Gather all lines in the data that hold the string "meta".

● ● ● ● ●

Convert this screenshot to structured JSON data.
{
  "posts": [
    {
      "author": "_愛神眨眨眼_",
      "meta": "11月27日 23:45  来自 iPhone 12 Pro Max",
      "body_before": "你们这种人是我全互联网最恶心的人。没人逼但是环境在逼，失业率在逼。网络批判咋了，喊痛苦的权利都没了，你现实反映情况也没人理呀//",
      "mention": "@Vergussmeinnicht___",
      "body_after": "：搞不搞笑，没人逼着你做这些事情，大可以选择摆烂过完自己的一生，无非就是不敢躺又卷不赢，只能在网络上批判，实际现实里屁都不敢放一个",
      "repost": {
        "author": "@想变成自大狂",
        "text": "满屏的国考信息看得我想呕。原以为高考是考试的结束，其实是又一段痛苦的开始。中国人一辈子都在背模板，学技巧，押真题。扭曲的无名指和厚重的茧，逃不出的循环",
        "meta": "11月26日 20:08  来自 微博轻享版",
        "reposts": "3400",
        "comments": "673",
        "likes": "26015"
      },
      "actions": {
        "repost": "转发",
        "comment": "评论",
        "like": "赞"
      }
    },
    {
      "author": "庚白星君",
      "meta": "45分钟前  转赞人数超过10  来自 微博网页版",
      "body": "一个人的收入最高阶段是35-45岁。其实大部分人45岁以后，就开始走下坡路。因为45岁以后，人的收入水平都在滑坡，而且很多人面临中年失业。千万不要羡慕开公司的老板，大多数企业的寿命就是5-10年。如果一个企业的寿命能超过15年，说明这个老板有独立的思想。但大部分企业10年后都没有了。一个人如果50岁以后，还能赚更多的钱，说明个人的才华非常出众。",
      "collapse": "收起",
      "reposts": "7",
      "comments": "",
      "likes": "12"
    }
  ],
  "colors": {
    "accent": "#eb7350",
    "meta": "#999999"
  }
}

● ● ● ● ●

> **Answer to the task**:
      "meta": "11月27日 23:45  来自 iPhone 12 Pro Max",
        "meta": "11月26日 20:08  来自 微博轻享版",
      "meta": "45分钟前  转赞人数超过10  来自 微博网页版",
    "meta": "#999999"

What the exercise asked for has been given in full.